**Information supplied:**

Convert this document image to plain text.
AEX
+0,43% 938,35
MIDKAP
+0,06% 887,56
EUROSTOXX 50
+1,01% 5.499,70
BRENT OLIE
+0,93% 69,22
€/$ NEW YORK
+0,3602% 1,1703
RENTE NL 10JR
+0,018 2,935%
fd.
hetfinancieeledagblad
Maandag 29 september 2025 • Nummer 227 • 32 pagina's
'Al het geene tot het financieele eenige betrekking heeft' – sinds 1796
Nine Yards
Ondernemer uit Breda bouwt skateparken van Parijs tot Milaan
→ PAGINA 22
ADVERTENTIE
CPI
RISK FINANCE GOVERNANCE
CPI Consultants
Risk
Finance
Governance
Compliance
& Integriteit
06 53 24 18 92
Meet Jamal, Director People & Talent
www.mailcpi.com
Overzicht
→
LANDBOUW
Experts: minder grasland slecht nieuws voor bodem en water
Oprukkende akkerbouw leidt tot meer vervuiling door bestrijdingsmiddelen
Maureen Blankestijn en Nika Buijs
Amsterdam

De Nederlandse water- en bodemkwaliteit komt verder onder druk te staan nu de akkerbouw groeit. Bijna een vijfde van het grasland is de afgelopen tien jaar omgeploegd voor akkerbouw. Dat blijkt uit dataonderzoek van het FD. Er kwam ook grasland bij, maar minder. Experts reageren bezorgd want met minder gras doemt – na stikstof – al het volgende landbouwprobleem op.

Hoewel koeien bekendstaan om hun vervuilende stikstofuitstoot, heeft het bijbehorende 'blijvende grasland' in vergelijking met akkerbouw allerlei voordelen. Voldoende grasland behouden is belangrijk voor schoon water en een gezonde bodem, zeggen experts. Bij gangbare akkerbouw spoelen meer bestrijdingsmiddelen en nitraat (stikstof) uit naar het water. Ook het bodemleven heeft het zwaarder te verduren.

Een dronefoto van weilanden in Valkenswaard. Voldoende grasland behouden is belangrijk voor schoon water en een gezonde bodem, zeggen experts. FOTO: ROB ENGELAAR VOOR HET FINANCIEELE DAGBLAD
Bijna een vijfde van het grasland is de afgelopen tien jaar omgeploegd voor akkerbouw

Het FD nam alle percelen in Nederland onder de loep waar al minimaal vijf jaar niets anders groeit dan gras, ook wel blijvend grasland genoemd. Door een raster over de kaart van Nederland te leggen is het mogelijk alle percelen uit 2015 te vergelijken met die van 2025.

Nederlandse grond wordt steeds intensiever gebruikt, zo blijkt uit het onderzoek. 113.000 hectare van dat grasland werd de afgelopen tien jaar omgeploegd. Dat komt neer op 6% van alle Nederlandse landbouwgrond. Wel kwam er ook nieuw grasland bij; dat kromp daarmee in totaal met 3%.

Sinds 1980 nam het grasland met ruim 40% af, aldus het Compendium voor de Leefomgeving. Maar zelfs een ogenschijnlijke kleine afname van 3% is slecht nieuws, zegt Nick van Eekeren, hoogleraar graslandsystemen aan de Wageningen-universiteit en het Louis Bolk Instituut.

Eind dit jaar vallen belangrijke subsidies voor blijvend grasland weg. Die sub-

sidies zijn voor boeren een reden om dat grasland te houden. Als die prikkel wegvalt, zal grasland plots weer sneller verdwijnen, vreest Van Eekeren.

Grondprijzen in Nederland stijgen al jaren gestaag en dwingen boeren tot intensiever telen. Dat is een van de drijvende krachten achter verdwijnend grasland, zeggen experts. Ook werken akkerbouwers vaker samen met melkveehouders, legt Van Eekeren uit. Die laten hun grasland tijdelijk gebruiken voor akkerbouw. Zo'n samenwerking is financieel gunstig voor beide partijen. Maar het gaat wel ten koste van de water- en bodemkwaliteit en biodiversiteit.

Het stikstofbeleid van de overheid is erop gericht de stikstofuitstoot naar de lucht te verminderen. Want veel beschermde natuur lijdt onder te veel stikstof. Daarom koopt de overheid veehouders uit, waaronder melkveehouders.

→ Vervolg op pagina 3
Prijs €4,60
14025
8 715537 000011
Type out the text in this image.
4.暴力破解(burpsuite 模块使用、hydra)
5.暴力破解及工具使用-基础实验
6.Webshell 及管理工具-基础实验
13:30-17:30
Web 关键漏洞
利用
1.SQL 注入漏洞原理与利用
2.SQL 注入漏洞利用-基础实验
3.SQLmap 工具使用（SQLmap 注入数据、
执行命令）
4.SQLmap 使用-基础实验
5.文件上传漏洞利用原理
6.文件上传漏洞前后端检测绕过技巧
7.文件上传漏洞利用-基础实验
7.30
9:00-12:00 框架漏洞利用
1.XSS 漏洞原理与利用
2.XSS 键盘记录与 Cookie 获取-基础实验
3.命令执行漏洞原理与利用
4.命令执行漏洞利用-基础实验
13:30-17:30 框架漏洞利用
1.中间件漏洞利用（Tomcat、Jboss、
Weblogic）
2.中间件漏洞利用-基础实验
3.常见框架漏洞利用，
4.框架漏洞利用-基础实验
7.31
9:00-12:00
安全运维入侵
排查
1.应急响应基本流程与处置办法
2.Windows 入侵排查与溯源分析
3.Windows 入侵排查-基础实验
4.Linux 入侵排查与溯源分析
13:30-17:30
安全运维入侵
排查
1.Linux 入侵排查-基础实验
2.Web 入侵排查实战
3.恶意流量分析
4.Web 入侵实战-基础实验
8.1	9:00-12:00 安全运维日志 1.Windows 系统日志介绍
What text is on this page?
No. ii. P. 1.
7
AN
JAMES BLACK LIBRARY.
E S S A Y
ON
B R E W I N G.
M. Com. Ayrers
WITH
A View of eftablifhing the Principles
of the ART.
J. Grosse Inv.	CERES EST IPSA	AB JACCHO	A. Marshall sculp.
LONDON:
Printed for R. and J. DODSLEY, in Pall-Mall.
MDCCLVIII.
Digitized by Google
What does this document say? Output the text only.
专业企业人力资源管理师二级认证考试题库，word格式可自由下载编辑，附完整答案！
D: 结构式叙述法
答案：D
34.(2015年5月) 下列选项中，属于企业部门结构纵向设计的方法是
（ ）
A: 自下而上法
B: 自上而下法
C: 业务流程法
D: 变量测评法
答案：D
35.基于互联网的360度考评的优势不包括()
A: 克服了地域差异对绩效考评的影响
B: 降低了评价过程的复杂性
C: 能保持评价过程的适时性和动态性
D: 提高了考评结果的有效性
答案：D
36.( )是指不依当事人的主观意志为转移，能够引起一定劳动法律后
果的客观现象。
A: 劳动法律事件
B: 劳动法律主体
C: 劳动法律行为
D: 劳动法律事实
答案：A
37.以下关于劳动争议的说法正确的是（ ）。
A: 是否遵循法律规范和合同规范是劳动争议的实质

**Direction:**
In the entries above, find the line containing "Type out the text in this image.". Set down that line and every line after it through the last one, exactly and alone.

**Correct response:**
Type out the text in this image.
4.暴力破解(burpsuite 模块使用、hydra)
5.暴力破解及工具使用-基础实验
6.Webshell 及管理工具-基础实验
13:30-17:30
Web 关键漏洞
利用
1.SQL 注入漏洞原理与利用
2.SQL 注入漏洞利用-基础实验
3.SQLmap 工具使用（SQLmap 注入数据、
执行命令）
4.SQLmap 使用-基础实验
5.文件上传漏洞利用原理
6.文件上传漏洞前后端检测绕过技巧
7.文件上传漏洞利用-基础实验
7.30
9:00-12:00 框架漏洞利用
1.XSS 漏洞原理与利用
2.XSS 键盘记录与 Cookie 获取-基础实验
3.命令执行漏洞原理与利用
4.命令执行漏洞利用-基础实验
13:30-17:30 框架漏洞利用
1.中间件漏洞利用（Tomcat、Jboss、
Weblogic）
2.中间件漏洞利用-基础实验
3.常见框架漏洞利用，
4.框架漏洞利用-基础实验
7.31
9:00-12:00
安全运维入侵
排查
1.应急响应基本流程与处置办法
2.Windows 入侵排查与溯源分析
3.Windows 入侵排查-基础实验
4.Linux 入侵排查与溯源分析
13:30-17:30
安全运维入侵
排查
1.Linux 入侵排查-基础实验
2.Web 入侵排查实战
3.恶意流量分析
4.Web 入侵实战-基础实验
8.1	9:00-12:00 安全运维日志 1.Windows 系统日志介绍
What text is on this page?
No. ii. P. 1.
7
AN
JAMES BLACK LIBRARY.
E S S A Y
ON
B R E W I N G.
M. Com. Ayrers
WITH
A View of eftablifhing the Principles
of the ART.
J. Grosse Inv.	CERES EST IPSA	AB JACCHO	A. Marshall sculp.
LONDON:
Printed for R. and J. DODSLEY, in Pall-Mall.
MDCCLVIII.
Digitized by Google
What does this document say? Output the text only.
专业企业人力资源管理师二级认证考试题库，word格式可自由下载编辑，附完整答案！
D: 结构式叙述法
答案：D
34.(2015年5月) 下列选项中，属于企业部门结构纵向设计的方法是
（ ）
A: 自下而上法
B: 自上而下法
C: 业务流程法
D: 变量测评法
答案：D
35.基于互联网的360度考评的优势不包括()
A: 克服了地域差异对绩效考评的影响
B: 降低了评价过程的复杂性
C: 能保持评价过程的适时性和动态性
D: 提高了考评结果的有效性
答案：D
36.( )是指不依当事人的主观意志为转移，能够引起一定劳动法律后
果的客观现象。
A: 劳动法律事件
B: 劳动法律主体
C: 劳动法律行为
D: 劳动法律事实
答案：A
37.以下关于劳动争议的说法正确的是（ ）。
A: 是否遵循法律规范和合同规范是劳动争议的实质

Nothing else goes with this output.